== RECORD EXTRACTS ==

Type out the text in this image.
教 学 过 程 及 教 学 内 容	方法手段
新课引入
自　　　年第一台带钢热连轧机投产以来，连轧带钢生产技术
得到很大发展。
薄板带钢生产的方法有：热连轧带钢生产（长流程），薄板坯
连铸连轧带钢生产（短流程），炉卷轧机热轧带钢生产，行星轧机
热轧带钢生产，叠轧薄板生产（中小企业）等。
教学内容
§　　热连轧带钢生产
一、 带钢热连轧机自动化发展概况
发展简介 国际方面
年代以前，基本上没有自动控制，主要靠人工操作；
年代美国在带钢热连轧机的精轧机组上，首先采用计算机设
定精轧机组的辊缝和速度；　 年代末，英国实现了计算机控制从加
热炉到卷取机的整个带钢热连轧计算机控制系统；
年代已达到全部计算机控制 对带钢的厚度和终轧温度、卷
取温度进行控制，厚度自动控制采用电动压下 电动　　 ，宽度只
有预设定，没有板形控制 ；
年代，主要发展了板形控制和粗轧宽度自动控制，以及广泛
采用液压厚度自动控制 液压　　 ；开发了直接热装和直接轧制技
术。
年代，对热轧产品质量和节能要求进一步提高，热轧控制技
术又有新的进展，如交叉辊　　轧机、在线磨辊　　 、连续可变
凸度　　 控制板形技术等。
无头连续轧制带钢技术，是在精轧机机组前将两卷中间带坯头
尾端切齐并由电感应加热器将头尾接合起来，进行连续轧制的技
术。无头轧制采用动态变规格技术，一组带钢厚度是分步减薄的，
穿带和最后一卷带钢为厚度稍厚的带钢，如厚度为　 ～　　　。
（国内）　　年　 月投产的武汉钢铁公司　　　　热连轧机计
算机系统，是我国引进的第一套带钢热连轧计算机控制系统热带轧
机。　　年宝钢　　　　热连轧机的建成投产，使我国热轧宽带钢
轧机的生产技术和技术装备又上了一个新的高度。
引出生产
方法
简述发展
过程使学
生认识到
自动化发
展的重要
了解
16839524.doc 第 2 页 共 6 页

===

### WHAT YOU WILL DO
Write out the listing once more, matching it exactly.

### EXERCISE RESULT
Type out the text in this image.
教 学 过 程 及 教 学 内 容	方法手段
新课引入
自　　　年第一台带钢热连轧机投产以来，连轧带钢生产技术
得到很大发展。
薄板带钢生产的方法有：热连轧带钢生产（长流程），薄板坯
连铸连轧带钢生产（短流程），炉卷轧机热轧带钢生产，行星轧机
热轧带钢生产，叠轧薄板生产（中小企业）等。
教学内容
§　　热连轧带钢生产
一、 带钢热连轧机自动化发展概况
发展简介 国际方面
年代以前，基本上没有自动控制，主要靠人工操作；
年代美国在带钢热连轧机的精轧机组上，首先采用计算机设
定精轧机组的辊缝和速度；　 年代末，英国实现了计算机控制从加
热炉到卷取机的整个带钢热连轧计算机控制系统；
年代已达到全部计算机控制 对带钢的厚度和终轧温度、卷
取温度进行控制，厚度自动控制采用电动压下 电动　　 ，宽度只
有预设定，没有板形控制 ；
年代，主要发展了板形控制和粗轧宽度自动控制，以及广泛
采用液压厚度自动控制 液压　　 ；开发了直接热装和直接轧制技
术。
年代，对热轧产品质量和节能要求进一步提高，热轧控制技
术又有新的进展，如交叉辊　　轧机、在线磨辊　　 、连续可变
凸度　　 控制板形技术等。
无头连续轧制带钢技术，是在精轧机机组前将两卷中间带坯头
尾端切齐并由电感应加热器将头尾接合起来，进行连续轧制的技
术。无头轧制采用动态变规格技术，一组带钢厚度是分步减薄的，
穿带和最后一卷带钢为厚度稍厚的带钢，如厚度为　 ～　　　。
（国内）　　年　 月投产的武汉钢铁公司　　　　热连轧机计
算机系统，是我国引进的第一套带钢热连轧计算机控制系统热带轧
机。　　年宝钢　　　　热连轧机的建成投产，使我国热轧宽带钢
轧机的生产技术和技术装备又上了一个新的高度。
引出生产
方法
简述发展
过程使学
生认识到
自动化发
展的重要
了解
16839524.doc 第 2 页 共 6 页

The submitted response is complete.